** PROBLEM TO WORK ON **
Give back the whole listing exactly as shown.

** Extracted data entries **
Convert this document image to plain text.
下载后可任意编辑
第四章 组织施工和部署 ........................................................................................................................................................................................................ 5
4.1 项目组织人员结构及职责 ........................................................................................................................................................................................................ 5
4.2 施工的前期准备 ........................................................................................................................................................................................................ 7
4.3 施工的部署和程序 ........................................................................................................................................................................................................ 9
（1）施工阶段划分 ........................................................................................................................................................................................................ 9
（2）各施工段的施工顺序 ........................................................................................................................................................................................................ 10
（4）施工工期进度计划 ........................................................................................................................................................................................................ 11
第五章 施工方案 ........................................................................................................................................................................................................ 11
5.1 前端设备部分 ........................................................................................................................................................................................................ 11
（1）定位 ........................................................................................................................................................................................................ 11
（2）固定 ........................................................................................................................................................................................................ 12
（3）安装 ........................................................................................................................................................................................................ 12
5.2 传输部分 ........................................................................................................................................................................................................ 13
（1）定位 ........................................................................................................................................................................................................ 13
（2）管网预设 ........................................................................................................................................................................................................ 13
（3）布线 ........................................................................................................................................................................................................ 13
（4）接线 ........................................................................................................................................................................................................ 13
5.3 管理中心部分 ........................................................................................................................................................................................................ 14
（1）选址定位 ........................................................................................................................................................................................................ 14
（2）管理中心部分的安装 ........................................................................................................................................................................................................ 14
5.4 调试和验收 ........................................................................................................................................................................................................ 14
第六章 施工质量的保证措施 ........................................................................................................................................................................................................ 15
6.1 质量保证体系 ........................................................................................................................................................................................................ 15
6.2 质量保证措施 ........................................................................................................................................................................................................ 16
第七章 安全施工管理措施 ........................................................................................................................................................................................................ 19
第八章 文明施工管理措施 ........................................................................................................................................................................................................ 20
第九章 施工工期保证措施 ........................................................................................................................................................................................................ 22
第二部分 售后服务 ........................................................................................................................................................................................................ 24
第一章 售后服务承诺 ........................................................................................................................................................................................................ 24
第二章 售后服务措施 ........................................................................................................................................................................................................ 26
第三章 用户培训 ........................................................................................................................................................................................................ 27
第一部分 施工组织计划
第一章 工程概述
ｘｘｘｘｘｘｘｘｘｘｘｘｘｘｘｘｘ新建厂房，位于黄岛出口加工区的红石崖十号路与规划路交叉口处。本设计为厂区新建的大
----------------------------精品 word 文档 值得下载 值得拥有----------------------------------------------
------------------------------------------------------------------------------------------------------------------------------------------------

** RESULT FOR THIS TASK **
Convert this document image to plain text.
下载后可任意编辑
第四章 组织施工和部署 ........................................................................................................................................................................................................ 5
4.1 项目组织人员结构及职责 ........................................................................................................................................................................................................ 5
4.2 施工的前期准备 ........................................................................................................................................................................................................ 7
4.3 施工的部署和程序 ........................................................................................................................................................................................................ 9
（1）施工阶段划分 ........................................................................................................................................................................................................ 9
（2）各施工段的施工顺序 ........................................................................................................................................................................................................ 10
（4）施工工期进度计划 ........................................................................................................................................................................................................ 11
第五章 施工方案 ........................................................................................................................................................................................................ 11
5.1 前端设备部分 ........................................................................................................................................................................................................ 11
（1）定位 ........................................................................................................................................................................................................ 11
（2）固定 ........................................................................................................................................................................................................ 12
（3）安装 ........................................................................................................................................................................................................ 12
5.2 传输部分 ........................................................................................................................................................................................................ 13
（1）定位 ........................................................................................................................................................................................................ 13
（2）管网预设 ........................................................................................................................................................................................................ 13
（3）布线 ........................................................................................................................................................................................................ 13
（4）接线 ........................................................................................................................................................................................................ 13
5.3 管理中心部分 ........................................................................................................................................................................................................ 14
（1）选址定位 ........................................................................................................................................................................................................ 14
（2）管理中心部分的安装 ........................................................................................................................................................................................................ 14
5.4 调试和验收 ........................................................................................................................................................................................................ 14
第六章 施工质量的保证措施 ........................................................................................................................................................................................................ 15
6.1 质量保证体系 ........................................................................................................................................................................................................ 15
6.2 质量保证措施 ........................................................................................................................................................................................................ 16
第七章 安全施工管理措施 ........................................................................................................................................................................................................ 19
第八章 文明施工管理措施 ........................................................................................................................................................................................................ 20
第九章 施工工期保证措施 ........................................................................................................................................................................................................ 22
第二部分 售后服务 ........................................................................................................................................................................................................ 24
第一章 售后服务承诺 ........................................................................................................................................................................................................ 24
第二章 售后服务措施 ........................................................................................................................................................................................................ 26
第三章 用户培训 ........................................................................................................................................................................................................ 27
第一部分 施工组织计划
第一章 工程概述
ｘｘｘｘｘｘｘｘｘｘｘｘｘｘｘｘｘ新建厂房，位于黄岛出口加工区的红石崖十号路与规划路交叉口处。本设计为厂区新建的大
----------------------------精品 word 文档 值得下载 值得拥有----------------------------------------------
------------------------------------------------------------------------------------------------------------------------------------------------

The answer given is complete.